**PROVIDED DATA**
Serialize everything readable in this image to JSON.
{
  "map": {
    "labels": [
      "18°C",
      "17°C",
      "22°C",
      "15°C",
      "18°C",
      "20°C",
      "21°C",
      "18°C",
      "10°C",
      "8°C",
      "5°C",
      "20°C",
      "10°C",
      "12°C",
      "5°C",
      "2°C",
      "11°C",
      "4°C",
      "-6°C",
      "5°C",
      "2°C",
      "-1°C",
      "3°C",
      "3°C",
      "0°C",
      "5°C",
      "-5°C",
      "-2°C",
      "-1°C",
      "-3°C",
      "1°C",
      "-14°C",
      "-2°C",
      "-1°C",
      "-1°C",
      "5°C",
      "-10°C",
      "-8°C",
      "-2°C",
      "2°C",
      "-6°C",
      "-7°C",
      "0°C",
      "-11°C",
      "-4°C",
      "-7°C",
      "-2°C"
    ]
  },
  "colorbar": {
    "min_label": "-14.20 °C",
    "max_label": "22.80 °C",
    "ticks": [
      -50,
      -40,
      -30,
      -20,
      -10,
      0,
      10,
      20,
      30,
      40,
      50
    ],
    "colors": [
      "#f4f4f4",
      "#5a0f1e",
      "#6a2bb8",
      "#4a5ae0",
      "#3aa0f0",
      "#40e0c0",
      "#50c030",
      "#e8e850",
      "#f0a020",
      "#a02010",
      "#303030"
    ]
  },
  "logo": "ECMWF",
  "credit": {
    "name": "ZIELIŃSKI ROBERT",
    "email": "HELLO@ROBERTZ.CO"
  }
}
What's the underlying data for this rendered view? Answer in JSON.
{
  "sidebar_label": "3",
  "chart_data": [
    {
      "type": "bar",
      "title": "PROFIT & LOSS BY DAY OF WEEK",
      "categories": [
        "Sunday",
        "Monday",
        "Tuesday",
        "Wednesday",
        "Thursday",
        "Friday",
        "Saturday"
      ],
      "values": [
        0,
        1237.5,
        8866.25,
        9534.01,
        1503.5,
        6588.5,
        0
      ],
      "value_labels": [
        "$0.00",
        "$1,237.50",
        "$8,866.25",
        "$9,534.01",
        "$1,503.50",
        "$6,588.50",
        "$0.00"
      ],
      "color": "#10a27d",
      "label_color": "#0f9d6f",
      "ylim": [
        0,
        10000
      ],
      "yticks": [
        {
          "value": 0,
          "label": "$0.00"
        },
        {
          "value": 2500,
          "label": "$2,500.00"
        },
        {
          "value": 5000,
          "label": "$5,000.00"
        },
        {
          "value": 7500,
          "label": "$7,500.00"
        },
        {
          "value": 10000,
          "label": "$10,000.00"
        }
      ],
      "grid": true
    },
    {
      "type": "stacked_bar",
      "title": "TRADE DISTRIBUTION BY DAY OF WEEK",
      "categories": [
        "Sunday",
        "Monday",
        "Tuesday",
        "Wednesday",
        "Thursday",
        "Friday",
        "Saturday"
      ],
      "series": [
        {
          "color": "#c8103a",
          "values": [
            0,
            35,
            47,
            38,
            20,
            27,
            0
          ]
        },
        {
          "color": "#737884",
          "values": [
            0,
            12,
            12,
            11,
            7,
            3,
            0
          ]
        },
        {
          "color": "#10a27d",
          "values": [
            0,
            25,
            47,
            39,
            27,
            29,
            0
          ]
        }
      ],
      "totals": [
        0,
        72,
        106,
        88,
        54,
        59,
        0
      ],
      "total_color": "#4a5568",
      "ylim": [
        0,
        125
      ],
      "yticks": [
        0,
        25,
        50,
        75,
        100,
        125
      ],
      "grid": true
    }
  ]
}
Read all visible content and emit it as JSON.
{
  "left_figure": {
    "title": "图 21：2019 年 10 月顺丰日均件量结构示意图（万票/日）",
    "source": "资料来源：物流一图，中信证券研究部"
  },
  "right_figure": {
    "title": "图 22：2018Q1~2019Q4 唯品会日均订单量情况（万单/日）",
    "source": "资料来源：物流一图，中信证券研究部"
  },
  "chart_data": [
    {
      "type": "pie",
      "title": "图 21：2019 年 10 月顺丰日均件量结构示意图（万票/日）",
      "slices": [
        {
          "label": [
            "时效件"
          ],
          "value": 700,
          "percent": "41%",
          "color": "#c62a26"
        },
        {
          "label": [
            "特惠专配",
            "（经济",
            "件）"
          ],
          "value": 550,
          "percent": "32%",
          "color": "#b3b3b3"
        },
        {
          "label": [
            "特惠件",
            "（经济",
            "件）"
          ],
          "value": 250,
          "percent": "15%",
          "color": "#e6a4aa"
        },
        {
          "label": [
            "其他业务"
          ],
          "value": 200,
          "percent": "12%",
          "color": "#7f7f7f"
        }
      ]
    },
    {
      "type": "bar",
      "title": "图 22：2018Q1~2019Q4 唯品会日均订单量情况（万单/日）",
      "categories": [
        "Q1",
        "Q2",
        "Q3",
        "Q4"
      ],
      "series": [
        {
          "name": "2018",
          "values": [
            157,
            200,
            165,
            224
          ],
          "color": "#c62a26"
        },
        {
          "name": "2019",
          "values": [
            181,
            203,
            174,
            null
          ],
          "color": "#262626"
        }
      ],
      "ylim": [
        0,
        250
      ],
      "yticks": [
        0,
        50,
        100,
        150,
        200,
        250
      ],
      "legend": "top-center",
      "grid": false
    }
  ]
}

**WHAT THE TASK REQUIRES**
Copy out each line exactly as written.

**EXERCISE RESULT**
Serialize everything readable in this image to JSON.
{
  "map": {
    "labels": [
      "18°C",
      "17°C",
      "22°C",
      "15°C",
      "18°C",
      "20°C",
      "21°C",
      "18°C",
      "10°C",
      "8°C",
      "5°C",
      "20°C",
      "10°C",
      "12°C",
      "5°C",
      "2°C",
      "11°C",
      "4°C",
      "-6°C",
      "5°C",
      "2°C",
      "-1°C",
      "3°C",
      "3°C",
      "0°C",
      "5°C",
      "-5°C",
      "-2°C",
      "-1°C",
      "-3°C",
      "1°C",
      "-14°C",
      "-2°C",
      "-1°C",
      "-1°C",
      "5°C",
      "-10°C",
      "-8°C",
      "-2°C",
      "2°C",
      "-6°C",
      "-7°C",
      "0°C",
      "-11°C",
      "-4°C",
      "-7°C",
      "-2°C"
    ]
  },
  "colorbar": {
    "min_label": "-14.20 °C",
    "max_label": "22.80 °C",
    "ticks": [
      -50,
      -40,
      -30,
      -20,
      -10,
      0,
      10,
      20,
      30,
      40,
      50
    ],
    "colors": [
      "#f4f4f4",
      "#5a0f1e",
      "#6a2bb8",
      "#4a5ae0",
      "#3aa0f0",
      "#40e0c0",
      "#50c030",
      "#e8e850",
      "#f0a020",
      "#a02010",
      "#303030"
    ]
  },
  "logo": "ECMWF",
  "credit": {
    "name": "ZIELIŃSKI ROBERT",
    "email": "HELLO@ROBERTZ.CO"
  }
}
What's the underlying data for this rendered view? Answer in JSON.
{
  "sidebar_label": "3",
  "chart_data": [
    {
      "type": "bar",
      "title": "PROFIT & LOSS BY DAY OF WEEK",
      "categories": [
        "Sunday",
        "Monday",
        "Tuesday",
        "Wednesday",
        "Thursday",
        "Friday",
        "Saturday"
      ],
      "values": [
        0,
        1237.5,
        8866.25,
        9534.01,
        1503.5,
        6588.5,
        0
      ],
      "value_labels": [
        "$0.00",
        "$1,237.50",
        "$8,866.25",
        "$9,534.01",
        "$1,503.50",
        "$6,588.50",
        "$0.00"
      ],
      "color": "#10a27d",
      "label_color": "#0f9d6f",
      "ylim": [
        0,
        10000
      ],
      "yticks": [
        {
          "value": 0,
          "label": "$0.00"
        },
        {
          "value": 2500,
          "label": "$2,500.00"
        },
        {
          "value": 5000,
          "label": "$5,000.00"
        },
        {
          "value": 7500,
          "label": "$7,500.00"
        },
        {
          "value": 10000,
          "label": "$10,000.00"
        }
      ],
      "grid": true
    },
    {
      "type": "stacked_bar",
      "title": "TRADE DISTRIBUTION BY DAY OF WEEK",
      "categories": [
        "Sunday",
        "Monday",
        "Tuesday",
        "Wednesday",
        "Thursday",
        "Friday",
        "Saturday"
      ],
      "series": [
        {
          "color": "#c8103a",
          "values": [
            0,
            35,
            47,
            38,
            20,
            27,
            0
          ]
        },
        {
          "color": "#737884",
          "values": [
            0,
            12,
            12,
            11,
            7,
            3,
            0
          ]
        },
        {
          "color": "#10a27d",
          "values": [
            0,
            25,
            47,
            39,
            27,
            29,
            0
          ]
        }
      ],
      "totals": [
        0,
        72,
        106,
        88,
        54,
        59,
        0
      ],
      "total_color": "#4a5568",
      "ylim": [
        0,
        125
      ],
      "yticks": [
        0,
        25,
        50,
        75,
        100,
        125
      ],
      "grid": true
    }
  ]
}
Read all visible content and emit it as JSON.
{
  "left_figure": {
    "title": "图 21：2019 年 10 月顺丰日均件量结构示意图（万票/日）",
    "source": "资料来源：物流一图，中信证券研究部"
  },
  "right_figure": {
    "title": "图 22：2018Q1~2019Q4 唯品会日均订单量情况（万单/日）",
    "source": "资料来源：物流一图，中信证券研究部"
  },
  "chart_data": [
    {
      "type": "pie",
      "title": "图 21：2019 年 10 月顺丰日均件量结构示意图（万票/日）",
      "slices": [
        {
          "label": [
            "时效件"
          ],
          "value": 700,
          "percent": "41%",
          "color": "#c62a26"
        },
        {
          "label": [
            "特惠专配",
            "（经济",
            "件）"
          ],
          "value": 550,
          "percent": "32%",
          "color": "#b3b3b3"
        },
        {
          "label": [
            "特惠件",
            "（经济",
            "件）"
          ],
          "value": 250,
          "percent": "15%",
          "color": "#e6a4aa"
        },
        {
          "label": [
            "其他业务"
          ],
          "value": 200,
          "percent": "12%",
          "color": "#7f7f7f"
        }
      ]
    },
    {
      "type": "bar",
      "title": "图 22：2018Q1~2019Q4 唯品会日均订单量情况（万单/日）",
      "categories": [
        "Q1",
        "Q2",
        "Q3",
        "Q4"
      ],
      "series": [
        {
          "name": "2018",
          "values": [
            157,
            200,
            165,
            224
          ],
          "color": "#c62a26"
        },
        {
          "name": "2019",
          "values": [
            181,
            203,
            174,
            null
          ],
          "color": "#262626"
        }
      ],
      "ylim": [
        0,
        250
      ],
      "yticks": [
        0,
        50,
        100,
        150,
        200,
        250
      ],
      "legend": "top-center",
      "grid": false
    }
  ]
}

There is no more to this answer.